Work to do: Within the material below, find each line bearing the word "деятельности" and present it.

Begin Records to use

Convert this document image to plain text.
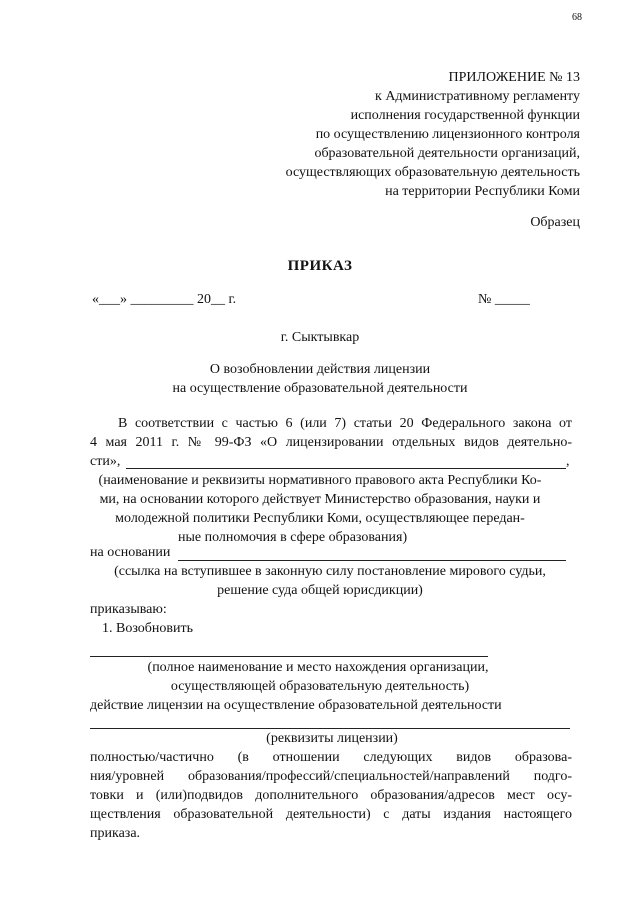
68
ПРИЛОЖЕНИЕ № 13
к Административному регламенту
исполнения государственной функции
по осуществлению лицензионного контроля
образовательной деятельности организаций,
осуществляющих образовательную деятельность
на территории Республики Коми
Образец
ПРИКАЗ
«___» _________ 20__ г.	№ _____
г. Сыктывкар
О возобновлении действия лицензии
на осуществление образовательной деятельности
В соответствии с частью 6 (или 7) статьи 20 Федерального закона от
4 мая 2011 г. № 99-ФЗ «О лицензировании отдельных видов деятельно-
сти»,	,
(наименование и реквизиты нормативного правового акта Республики Ко-
ми, на основании которого действует Министерство образования, науки и
молодежной политики Республики Коми, осуществляющее передан-
ные полномочия в сфере образования)
на основании
(ссылка на вступившее в законную силу постановление мирового судьи,
решение суда общей юрисдикции)
приказываю:
1. Возобновить
(полное наименование и место нахождения организации,
осуществляющей образовательную деятельность)
действие лицензии на осуществление образовательной деятельности
(реквизиты лицензии)
полностью/частично (в отношении следующих видов образова-
ния/уровней образования/профессий/специальностей/направлений подго-
товки и (или)подвидов дополнительного образования/адресов мест осу-
ществления образовательной деятельности) с даты издания настоящего
приказа.
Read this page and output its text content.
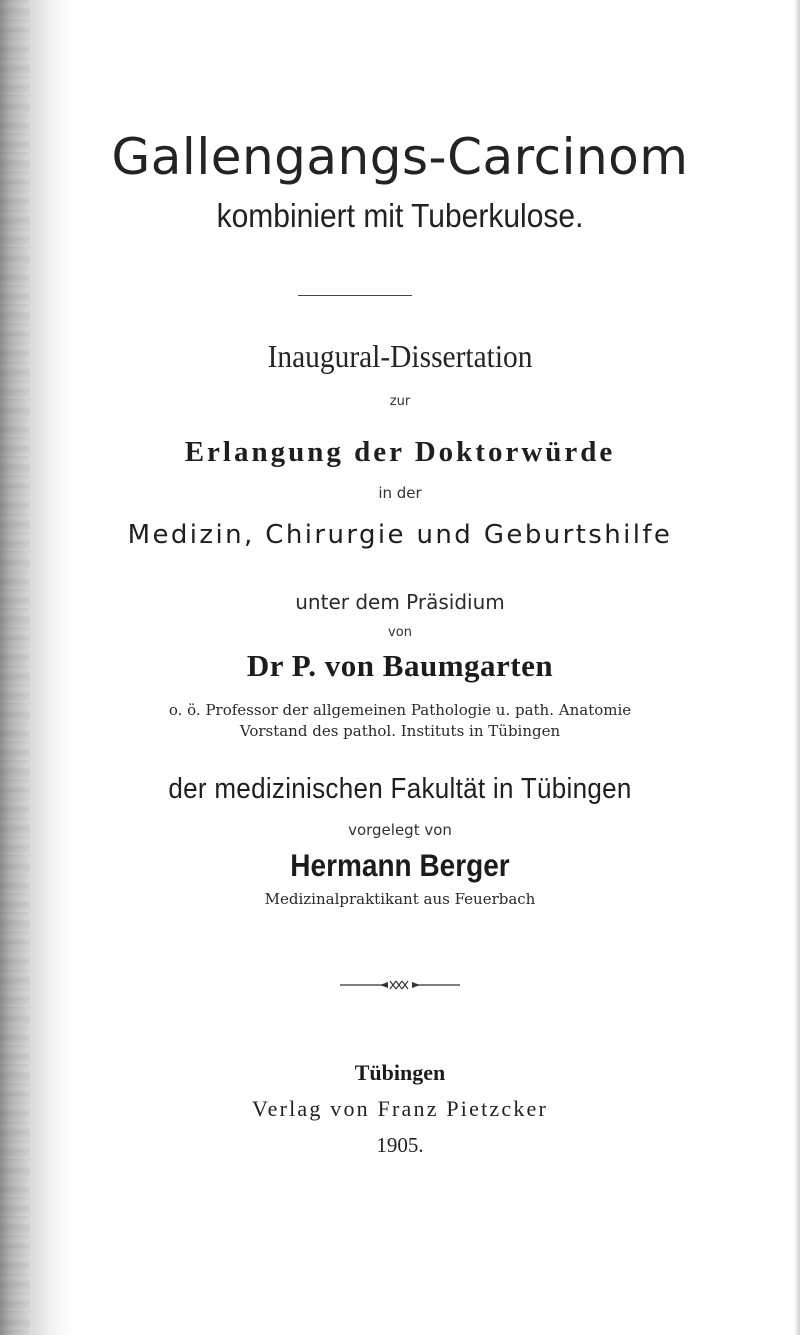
Gallengangs-Carcinom
kombiniert mit Tuberkulose.
Inaugural-Dissertation
zur
Erlangung der Doktorwürde
in der
Medizin, Chirurgie und Geburtshilfe
unter dem Präsidium
von
Dr P. von Baumgarten
o. ö. Professor der allgemeinen Pathologie u. path. Anatomie
Vorstand des pathol. Instituts in Tübingen
der medizinischen Fakultät in Tübingen
vorgelegt von
Hermann Berger
Medizinalpraktikant aus Feuerbach
Tübingen
Verlag von Franz Pietzcker
1905.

End Records to use

In response:
образовательной деятельности организаций,
на осуществление образовательной деятельности
действие лицензии на осуществление образовательной деятельности
ществления образовательной деятельности) с даты издания настоящего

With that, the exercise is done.